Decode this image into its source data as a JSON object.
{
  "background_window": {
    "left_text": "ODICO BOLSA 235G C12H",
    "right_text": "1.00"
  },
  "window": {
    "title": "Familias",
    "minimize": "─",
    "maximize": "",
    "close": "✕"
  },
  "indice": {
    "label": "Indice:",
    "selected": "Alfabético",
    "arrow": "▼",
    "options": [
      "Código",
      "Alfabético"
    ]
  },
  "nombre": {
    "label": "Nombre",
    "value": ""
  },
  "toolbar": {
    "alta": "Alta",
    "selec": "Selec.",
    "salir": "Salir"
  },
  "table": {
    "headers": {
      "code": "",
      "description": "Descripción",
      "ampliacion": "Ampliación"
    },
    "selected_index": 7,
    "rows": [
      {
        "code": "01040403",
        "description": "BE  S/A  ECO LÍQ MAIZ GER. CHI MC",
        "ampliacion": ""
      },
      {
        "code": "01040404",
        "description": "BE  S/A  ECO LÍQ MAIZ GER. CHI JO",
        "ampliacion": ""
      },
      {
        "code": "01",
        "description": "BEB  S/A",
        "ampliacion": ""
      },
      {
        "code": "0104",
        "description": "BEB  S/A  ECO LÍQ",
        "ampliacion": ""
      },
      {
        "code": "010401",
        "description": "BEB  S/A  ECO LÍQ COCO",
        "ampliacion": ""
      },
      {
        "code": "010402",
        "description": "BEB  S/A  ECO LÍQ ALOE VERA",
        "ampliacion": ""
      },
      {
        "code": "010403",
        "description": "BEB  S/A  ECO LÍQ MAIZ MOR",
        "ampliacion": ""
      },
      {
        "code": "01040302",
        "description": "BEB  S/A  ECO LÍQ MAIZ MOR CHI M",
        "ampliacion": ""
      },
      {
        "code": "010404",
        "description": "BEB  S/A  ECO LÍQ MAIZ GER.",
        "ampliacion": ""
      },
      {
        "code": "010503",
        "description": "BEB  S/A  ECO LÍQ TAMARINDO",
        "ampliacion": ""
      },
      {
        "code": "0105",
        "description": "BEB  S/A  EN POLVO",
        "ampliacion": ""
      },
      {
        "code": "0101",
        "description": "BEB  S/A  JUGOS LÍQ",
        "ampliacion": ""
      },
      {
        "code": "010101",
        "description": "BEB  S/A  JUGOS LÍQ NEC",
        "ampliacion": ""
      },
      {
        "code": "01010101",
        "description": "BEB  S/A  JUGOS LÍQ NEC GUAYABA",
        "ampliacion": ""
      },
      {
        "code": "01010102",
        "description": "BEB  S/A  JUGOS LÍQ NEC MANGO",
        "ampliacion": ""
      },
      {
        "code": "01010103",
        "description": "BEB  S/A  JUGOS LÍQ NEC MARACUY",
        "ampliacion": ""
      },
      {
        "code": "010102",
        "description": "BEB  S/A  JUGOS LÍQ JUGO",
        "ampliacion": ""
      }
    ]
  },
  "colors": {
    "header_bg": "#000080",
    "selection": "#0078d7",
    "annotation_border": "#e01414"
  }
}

== Exercise directions ==
Which lines of the data above contain "JUGOS"? Copy each one.

== Worked answer ==
        "description": "BEB  S/A  JUGOS LÍQ",
        "description": "BEB  S/A  JUGOS LÍQ NEC",
        "description": "BEB  S/A  JUGOS LÍQ NEC GUAYABA",
        "description": "BEB  S/A  JUGOS LÍQ NEC MANGO",
        "description": "BEB  S/A  JUGOS LÍQ NEC MARACUY",
        "description": "BEB  S/A  JUGOS LÍQ JUGO",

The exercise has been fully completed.